*EXTRACTED RECORDS*
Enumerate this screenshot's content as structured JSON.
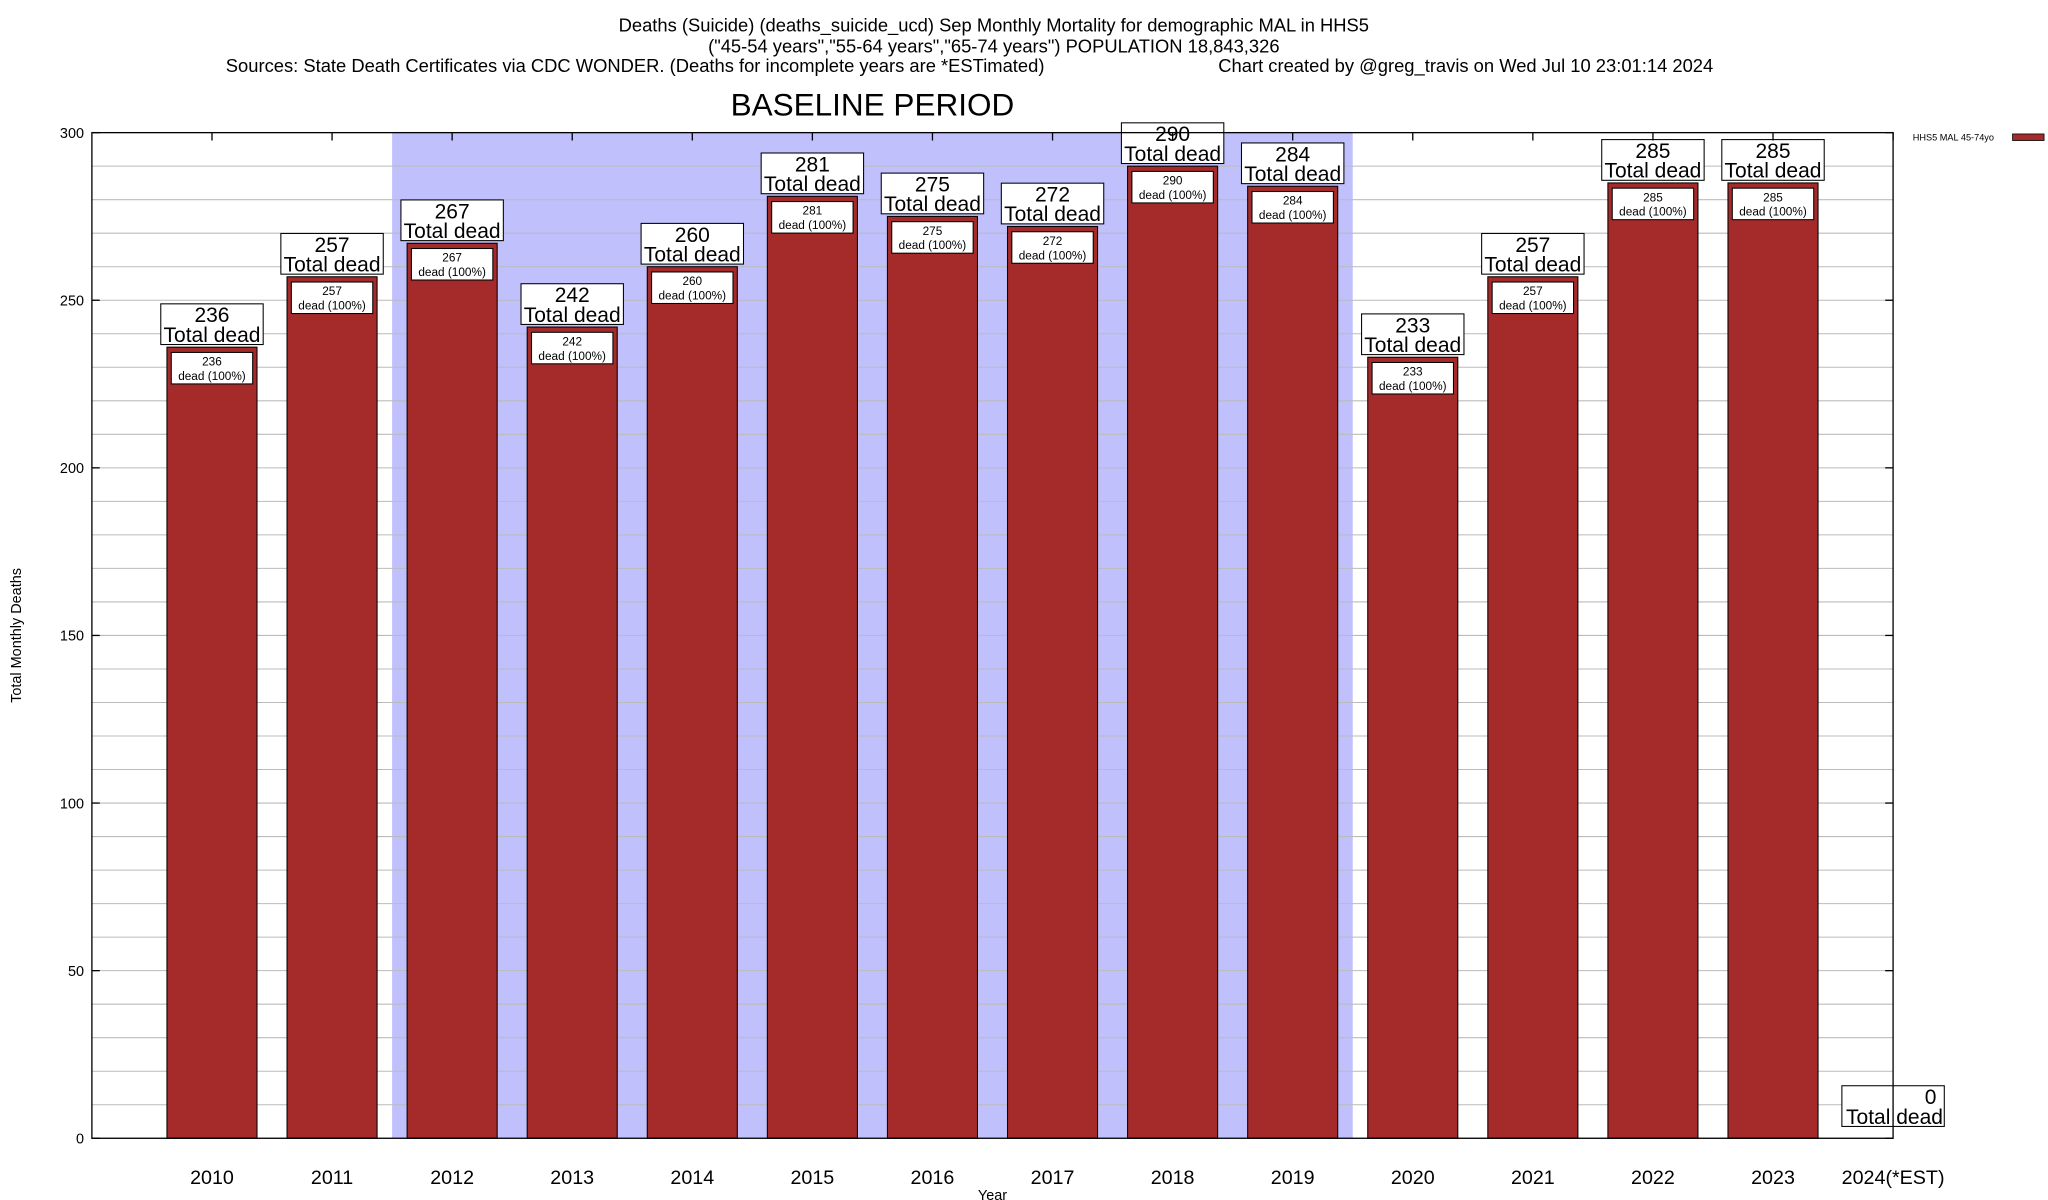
{
  "chart_data": {
    "type": "bar",
    "title_lines": [
      "Deaths (Suicide) (deaths_suicide_ucd) Sep Monthly Mortality for demographic MAL in HHS5",
      "(\"45-54 years\",\"55-64 years\",\"65-74 years\") POPULATION 18,843,326"
    ],
    "sources": "Sources: State Death Certificates via CDC WONDER. (Deaths for incomplete years are *ESTimated)",
    "credit": "Chart created by @greg_travis on Wed Jul 10 23:01:14 2024",
    "xlabel": "Year",
    "ylabel": "Total Monthly Deaths",
    "ylim": [
      0,
      300
    ],
    "yticks": [
      0,
      50,
      100,
      150,
      200,
      250,
      300
    ],
    "grid": true,
    "categories": [
      "2010",
      "2011",
      "2012",
      "2013",
      "2014",
      "2015",
      "2016",
      "2017",
      "2018",
      "2019",
      "2020",
      "2021",
      "2022",
      "2023",
      "2024(*EST)"
    ],
    "series": [
      {
        "name": "HHS5 MAL 45-74yo",
        "color": "#a52a2a",
        "values": [
          236,
          257,
          267,
          242,
          260,
          281,
          275,
          272,
          290,
          284,
          233,
          257,
          285,
          285,
          0
        ]
      }
    ],
    "top_label_suffix": "Total dead",
    "inner_label_suffix": "dead (100%)",
    "baseline": {
      "label": "BASELINE PERIOD",
      "from": "2012",
      "to": "2019",
      "color": "#c0c0fc"
    },
    "legend": {
      "placement": "top-right"
    }
  }
}
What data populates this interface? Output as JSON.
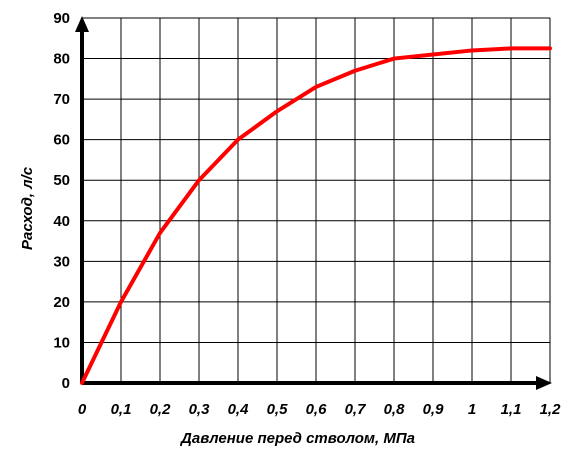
{
  "chart_data": {
    "type": "line",
    "title": "",
    "xlabel": "Давление перед стволом, МПа",
    "ylabel": "Расход, л/с",
    "xlim": [
      0,
      1.2
    ],
    "ylim": [
      0,
      90
    ],
    "x_ticks": [
      0,
      0.1,
      0.2,
      0.3,
      0.4,
      0.5,
      0.6,
      0.7,
      0.8,
      0.9,
      1.0,
      1.1,
      1.2
    ],
    "x_tick_labels": [
      "0",
      "0,1",
      "0,2",
      "0,3",
      "0,4",
      "0,5",
      "0,6",
      "0,7",
      "0,8",
      "0,9",
      "1",
      "1,1",
      "1,2"
    ],
    "y_ticks": [
      0,
      10,
      20,
      30,
      40,
      50,
      60,
      70,
      80,
      90
    ],
    "y_tick_labels": [
      "0",
      "10",
      "20",
      "30",
      "40",
      "50",
      "60",
      "70",
      "80",
      "90"
    ],
    "grid": true,
    "series": [
      {
        "color": "#ff0000",
        "x": [
          0,
          0.1,
          0.2,
          0.3,
          0.4,
          0.5,
          0.6,
          0.7,
          0.8,
          0.9,
          1.0,
          1.1,
          1.2
        ],
        "y": [
          0,
          20,
          37,
          50,
          60,
          67,
          73,
          77,
          80,
          81,
          82,
          82.5,
          82.5
        ]
      }
    ]
  }
}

*WHAT YOU ARE ASKED TO DO*
Reproduce every line from the entries that holds the word "ylabel".

*RESPONSE*
    "ylabel": "Total Monthly Deaths",
    "ylabel": "Расход, л/с",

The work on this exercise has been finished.